WHAT IS REQUIRED -
Quote exactly the lines from the one with "Read this page and output its text content." to the end of the data, both included; omit the pictures.

Collected data entries -
* Start *

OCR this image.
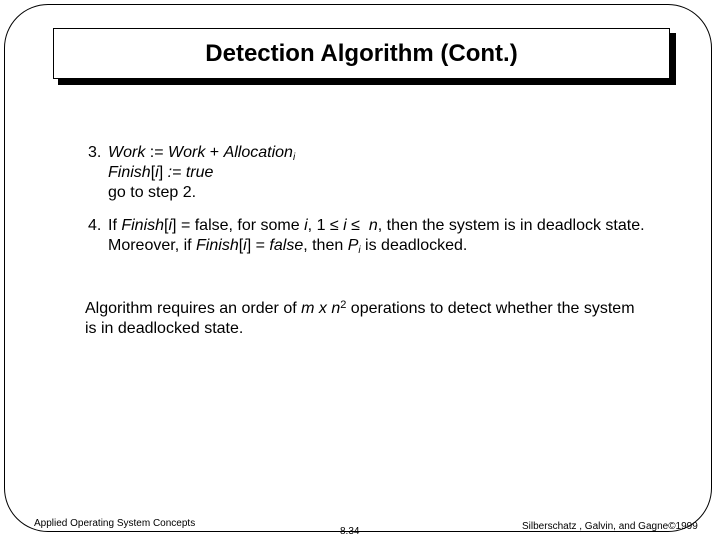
Detection Algorithm (Cont.)
3. Work := Work + Allocation$_i$
Finish[i] := true
go to step 2.
4. If Finish[i] = false, for some i, 1 ≤ i ≤  n, then the system is in deadlock state. Moreover, if Finish[i] = false, then $P_i$ is deadlocked.
Algorithm requires an order of m x $n^2$ operations to detect whether the system is in deadlocked state.
Applied Operating System Concepts
8.34	Silberschatz , Galvin, and Gagne©1999
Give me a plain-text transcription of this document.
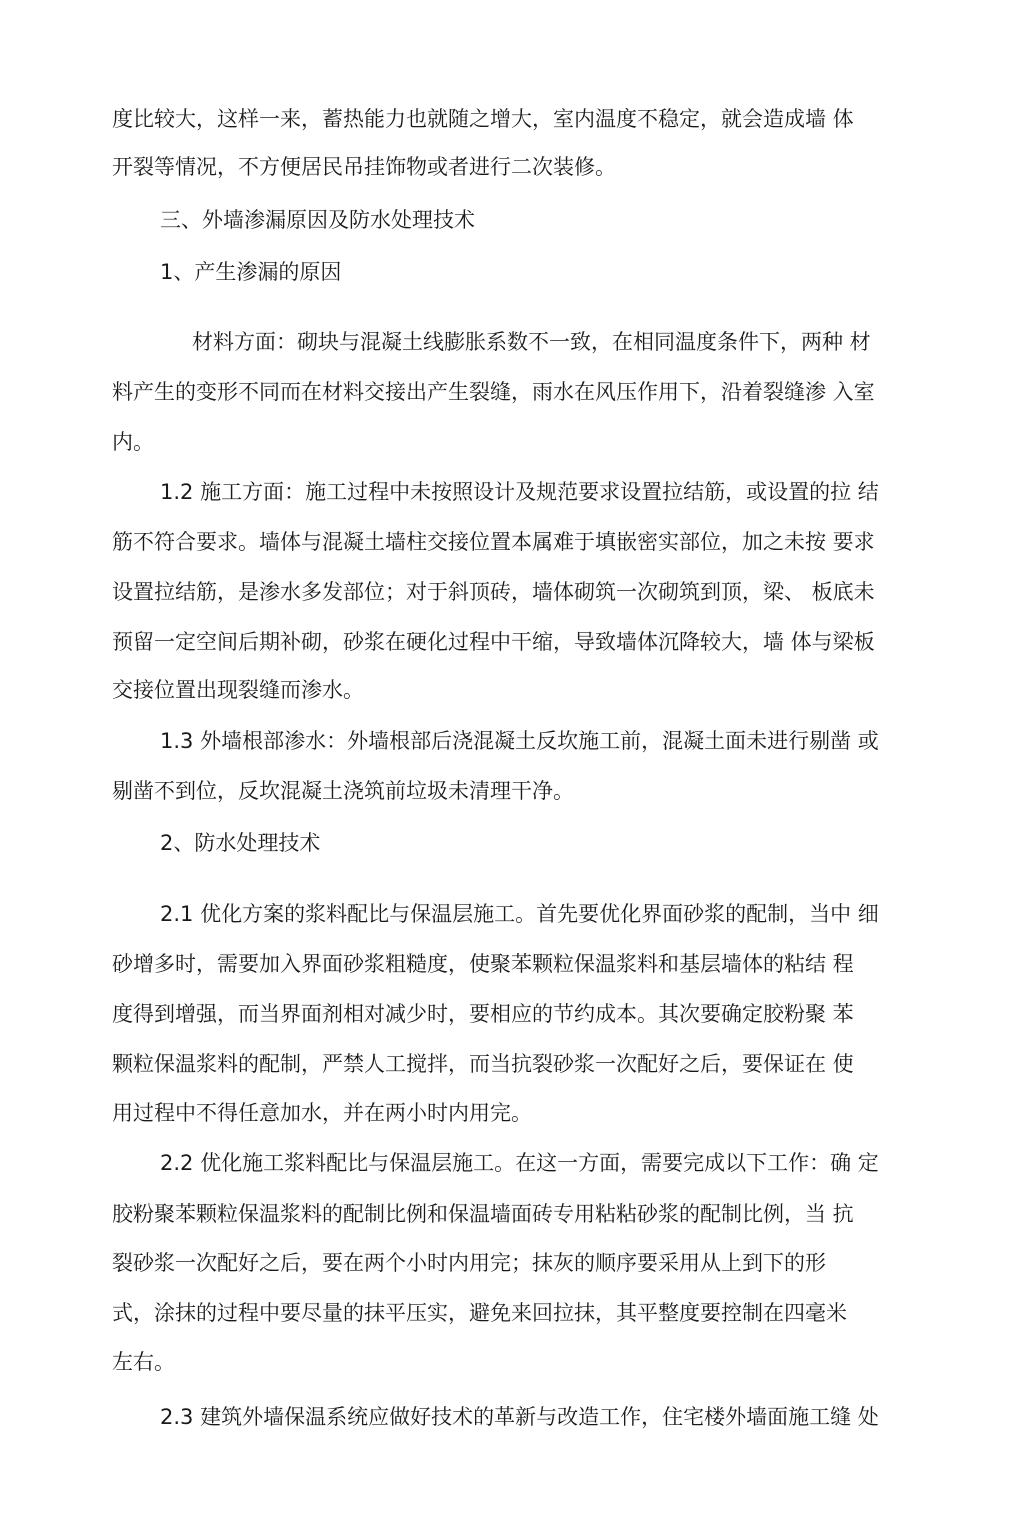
度比较大，这样一来，蓄热能力也就随之增大，室内温度不稳定，就会造成墙 体
开裂等情况，不方便居民吊挂饰物或者进行二次装修。
三、外墙渗漏原因及防水处理技术
1、产生渗漏的原因
材料方面：砌块与混凝土线膨胀系数不一致，在相同温度条件下，两种 材
料产生的变形不同而在材料交接出产生裂缝，雨水在风压作用下，沿着裂缝渗 入室
内。
1.2 施工方面：施工过程中未按照设计及规范要求设置拉结筋，或设置的拉 结
筋不符合要求。墙体与混凝土墙柱交接位置本属难于填嵌密实部位，加之未按 要求
设置拉结筋，是渗水多发部位；对于斜顶砖，墙体砌筑一次砌筑到顶，梁、 板底未
预留一定空间后期补砌，砂浆在硬化过程中干缩，导致墙体沉降较大，墙 体与梁板
交接位置出现裂缝而渗水。
1.3 外墙根部渗水：外墙根部后浇混凝土反坎施工前，混凝土面未进行剔凿 或
剔凿不到位，反坎混凝土浇筑前垃圾未清理干净。
2、防水处理技术
2.1 优化方案的浆料配比与保温层施工。首先要优化界面砂浆的配制，当中 细
砂增多时，需要加入界面砂浆粗糙度，使聚苯颗粒保温浆料和基层墙体的粘结 程
度得到增强，而当界面剂相对减少时，要相应的节约成本。其次要确定胶粉聚 苯
颗粒保温浆料的配制，严禁人工搅拌，而当抗裂砂浆一次配好之后，要保证在 使
用过程中不得任意加水，并在两小时内用完。
2.2 优化施工浆料配比与保温层施工。在这一方面，需要完成以下工作：确 定
胶粉聚苯颗粒保温浆料的配制比例和保温墙面砖专用粘粘砂浆的配制比例，当 抗
裂砂浆一次配好之后，要在两个小时内用完；抹灰的顺序要采用从上到下的形
式，涂抹的过程中要尽量的抹平压实，避免来回拉抹，其平整度要控制在四毫米
左右。
2.3 建筑外墙保温系统应做好技术的革新与改造工作，住宅楼外墙面施工缝 处
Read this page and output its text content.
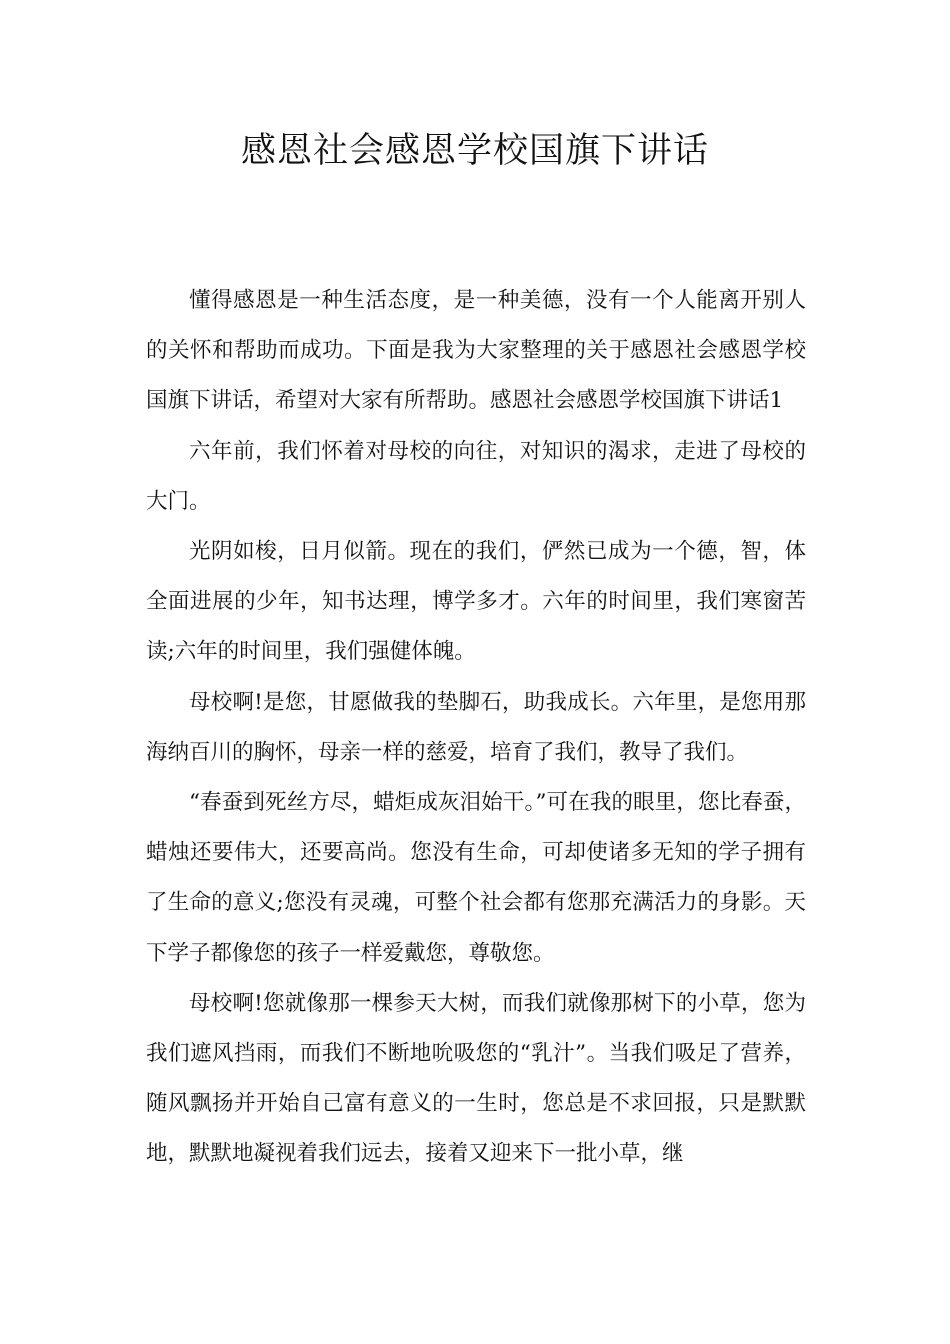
感恩社会感恩学校国旗下讲话

懂得感恩是一种生活态度，是一种美德，没有一个人能离开别人的关怀和帮助而成功。下面是我为大家整理的关于感恩社会感恩学校国旗下讲话，希望对大家有所帮助。感恩社会感恩学校国旗下讲话1

六年前，我们怀着对母校的向往，对知识的渴求，走进了母校的大门。

光阴如梭，日月似箭。现在的我们，俨然已成为一个德，智，体全面进展的少年，知书达理，博学多才。六年的时间里，我们寒窗苦读;六年的时间里，我们强健体魄。

母校啊!是您，甘愿做我的垫脚石，助我成长。六年里，是您用那海纳百川的胸怀，母亲一样的慈爱，培育了我们，教导了我们。

“春蚕到死丝方尽，蜡炬成灰泪始干。”可在我的眼里，您比春蚕，蜡烛还要伟大，还要高尚。您没有生命，可却使诸多无知的学子拥有了生命的意义;您没有灵魂，可整个社会都有您那充满活力的身影。天下学子都像您的孩子一样爱戴您，尊敬您。

母校啊!您就像那一棵参天大树，而我们就像那树下的小草，您为我们遮风挡雨，而我们不断地吮吸您的“乳汁”。当我们吸足了营养，随风飘扬并开始自己富有意义的一生时，您总是不求回报，只是默默地，默默地凝视着我们远去，接着又迎来下一批小草，继
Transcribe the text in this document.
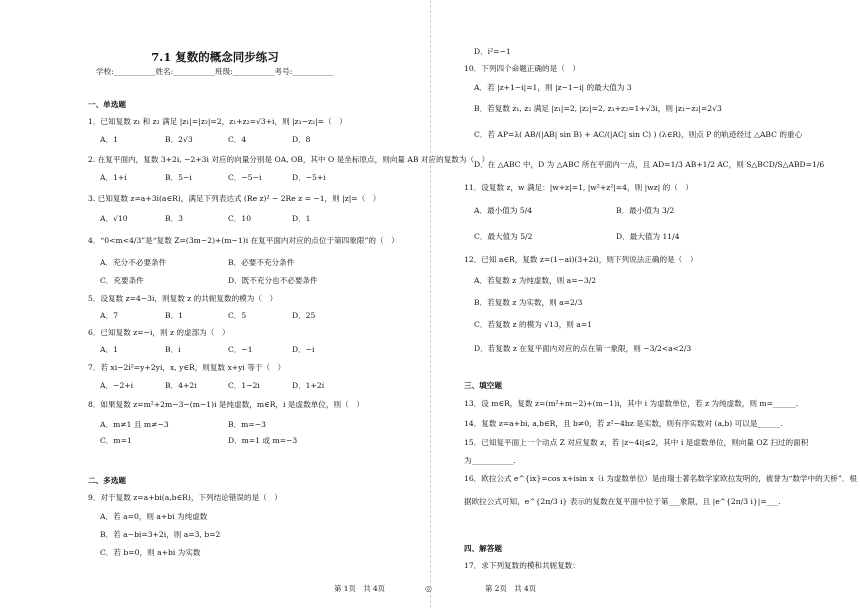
7.1 复数的概念同步练习
学校:___________姓名:___________班级:___________考号:___________
一、单选题
1．已知复数 z₁ 和 z₂ 满足 |z₁|=|z₂|=2，z₁+z₂=√3+i，则 |z₁−z₂|=（　）
A．1	B．2√3	C．4	D．8
2. 在复平面内，复数 3+2i, −2+3i 对应的向量分别是 OA, OB，其中 O 是坐标原点，则向量 AB 对应的复数为（　）
A．1+i	B．5−i	C．−5−i	D．−5+i
3. 已知复数 z=a+3i(a∈R)，满足下列表达式 (Re z)² − 2Re z = −1，则 |z|=（　）
A．√10	B．3	C．10	D．1
4．“0<m<4/3”是“复数 Z=(3m−2)+(m−1)i 在复平面内对应的点位于第四象限”的（　）
A．充分不必要条件	B．必要不充分条件
C．充要条件	D．既不充分也不必要条件
5．设复数 z=4−3i，则复数 z 的共轭复数的模为（　）
A．7	B．1	C．5	D．25
6．已知复数 z=−i，则 z 的虚部为（　）
A．1	B．i	C．−1	D．−i
7．若 xi−2i²=y+2yi，x, y∈R，则复数 x+yi 等于（　）
A．−2+i	B．4+2i	C．1−2i	D．1+2i
8．如果复数 z=m²+2m−3−(m−1)i 是纯虚数，m∈R，i 是虚数单位，则（　）
A．m≠1 且 m≠−3	B．m=−3
C．m=1	D．m=1 或 m=−3
二、多选题
9．对于复数 z=a+bi(a,b∈R)，下列结论错误的是（　）
A．若 a=0，则 a+bi 为纯虚数
B．若 a−bi=3+2i，则 a=3, b=2
C．若 b=0，则 a+bi 为实数
第 1页　共 4页	◎
D．i²=−1
10．下列四个命题正确的是（　）
A．若 |z+1−i|=1，则 |z−1−i| 的最大值为 3
B．若复数 z₁, z₂ 满足 |z₁|=2, |z₂|=2, z₁+z₂=1+√3i，则 |z₁−z₂|=2√3
C．若 AP=λ( AB/(|AB| sin B) + AC/(|AC| sin C) ) (λ∈R)，则点 P 的轨迹经过 △ABC 的重心
D．在 △ABC 中，D 为 △ABC 所在平面内一点，且 AD=1/3 AB+1/2 AC，则 S△BCD/S△ABD=1/6
11．设复数 z，w 满足：|w+z|=1, |w²+z²|=4，则 |wz| 的（　）
A．最小值为 5/4	B．最小值为 3/2
C．最大值为 5/2	D．最大值为 11/4
12．已知 a∈R，复数 z=(1−ai)(3+2i)，则下列说法正确的是（　）
A．若复数 z 为纯虚数，则 a=−3/2
B．若复数 z 为实数，则 a=2/3
C．若复数 z 的模为 √13，则 a=1
D．若复数 z 在复平面内对应的点在第一象限，则 −3/2<a<2/3
三、填空题
13．设 m∈R，复数 z=(m²+m−2)+(m−1)i，其中 i 为虚数单位，若 z 为纯虚数，则 m=______.
14．复数 z=a+bi, a,b∈R，且 b≠0，若 z²−4bz 是实数，则有序实数对 (a,b) 可以是______.
15．已知复平面上一个动点 Z 对应复数 z，若 |z−4i|≤2，其中 i 是虚数单位，则向量 OZ 扫过的面积
为___________.
16．欧拉公式 e^{ix}=cos x+isin x（i 为虚数单位）是由瑞士著名数学家欧拉发明的，被誉为“数学中的天桥”．根
据欧拉公式可知，e^{2π/3 i} 表示的复数在复平面中位于第___象限，且 |e^{2π/3 i}|=___.
四、解答题
17．求下列复数的模和共轭复数：
第 2页　共 4页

* End *

THE SOLUTION -
Read this page and output its text content.
感恩社会感恩学校国旗下讲话

懂得感恩是一种生活态度，是一种美德，没有一个人能离开别人的关怀和帮助而成功。下面是我为大家整理的关于感恩社会感恩学校国旗下讲话，希望对大家有所帮助。感恩社会感恩学校国旗下讲话1

六年前，我们怀着对母校的向往，对知识的渴求，走进了母校的大门。

光阴如梭，日月似箭。现在的我们，俨然已成为一个德，智，体全面进展的少年，知书达理，博学多才。六年的时间里，我们寒窗苦读;六年的时间里，我们强健体魄。

母校啊!是您，甘愿做我的垫脚石，助我成长。六年里，是您用那海纳百川的胸怀，母亲一样的慈爱，培育了我们，教导了我们。

“春蚕到死丝方尽，蜡炬成灰泪始干。”可在我的眼里，您比春蚕，蜡烛还要伟大，还要高尚。您没有生命，可却使诸多无知的学子拥有了生命的意义;您没有灵魂，可整个社会都有您那充满活力的身影。天下学子都像您的孩子一样爱戴您，尊敬您。

母校啊!您就像那一棵参天大树，而我们就像那树下的小草，您为我们遮风挡雨，而我们不断地吮吸您的“乳汁”。当我们吸足了营养，随风飘扬并开始自己富有意义的一生时，您总是不求回报，只是默默地，默默地凝视着我们远去，接着又迎来下一批小草，继
Transcribe the text in this document.
7.1 复数的概念同步练习
学校:___________姓名:___________班级:___________考号:___________
一、单选题
1．已知复数 z₁ 和 z₂ 满足 |z₁|=|z₂|=2，z₁+z₂=√3+i，则 |z₁−z₂|=（　）
A．1	B．2√3	C．4	D．8
2. 在复平面内，复数 3+2i, −2+3i 对应的向量分别是 OA, OB，其中 O 是坐标原点，则向量 AB 对应的复数为（　）
A．1+i	B．5−i	C．−5−i	D．−5+i
3. 已知复数 z=a+3i(a∈R)，满足下列表达式 (Re z)² − 2Re z = −1，则 |z|=（　）
A．√10	B．3	C．10	D．1
4．“0<m<4/3”是“复数 Z=(3m−2)+(m−1)i 在复平面内对应的点位于第四象限”的（　）
A．充分不必要条件	B．必要不充分条件
C．充要条件	D．既不充分也不必要条件
5．设复数 z=4−3i，则复数 z 的共轭复数的模为（　）
A．7	B．1	C．5	D．25
6．已知复数 z=−i，则 z 的虚部为（　）
A．1	B．i	C．−1	D．−i
7．若 xi−2i²=y+2yi，x, y∈R，则复数 x+yi 等于（　）
A．−2+i	B．4+2i	C．1−2i	D．1+2i
8．如果复数 z=m²+2m−3−(m−1)i 是纯虚数，m∈R，i 是虚数单位，则（　）
A．m≠1 且 m≠−3	B．m=−3
C．m=1	D．m=1 或 m=−3
二、多选题
9．对于复数 z=a+bi(a,b∈R)，下列结论错误的是（　）
A．若 a=0，则 a+bi 为纯虚数
B．若 a−bi=3+2i，则 a=3, b=2
C．若 b=0，则 a+bi 为实数
第 1页　共 4页	◎
D．i²=−1
10．下列四个命题正确的是（　）
A．若 |z+1−i|=1，则 |z−1−i| 的最大值为 3
B．若复数 z₁, z₂ 满足 |z₁|=2, |z₂|=2, z₁+z₂=1+√3i，则 |z₁−z₂|=2√3
C．若 AP=λ( AB/(|AB| sin B) + AC/(|AC| sin C) ) (λ∈R)，则点 P 的轨迹经过 △ABC 的重心
D．在 △ABC 中，D 为 △ABC 所在平面内一点，且 AD=1/3 AB+1/2 AC，则 S△BCD/S△ABD=1/6
11．设复数 z，w 满足：|w+z|=1, |w²+z²|=4，则 |wz| 的（　）
A．最小值为 5/4	B．最小值为 3/2
C．最大值为 5/2	D．最大值为 11/4
12．已知 a∈R，复数 z=(1−ai)(3+2i)，则下列说法正确的是（　）
A．若复数 z 为纯虚数，则 a=−3/2
B．若复数 z 为实数，则 a=2/3
C．若复数 z 的模为 √13，则 a=1
D．若复数 z 在复平面内对应的点在第一象限，则 −3/2<a<2/3
三、填空题
13．设 m∈R，复数 z=(m²+m−2)+(m−1)i，其中 i 为虚数单位，若 z 为纯虚数，则 m=______.
14．复数 z=a+bi, a,b∈R，且 b≠0，若 z²−4bz 是实数，则有序实数对 (a,b) 可以是______.
15．已知复平面上一个动点 Z 对应复数 z，若 |z−4i|≤2，其中 i 是虚数单位，则向量 OZ 扫过的面积
为___________.
16．欧拉公式 e^{ix}=cos x+isin x（i 为虚数单位）是由瑞士著名数学家欧拉发明的，被誉为“数学中的天桥”．根
据欧拉公式可知，e^{2π/3 i} 表示的复数在复平面中位于第___象限，且 |e^{2π/3 i}|=___.
四、解答题
17．求下列复数的模和共轭复数：
第 2页　共 4页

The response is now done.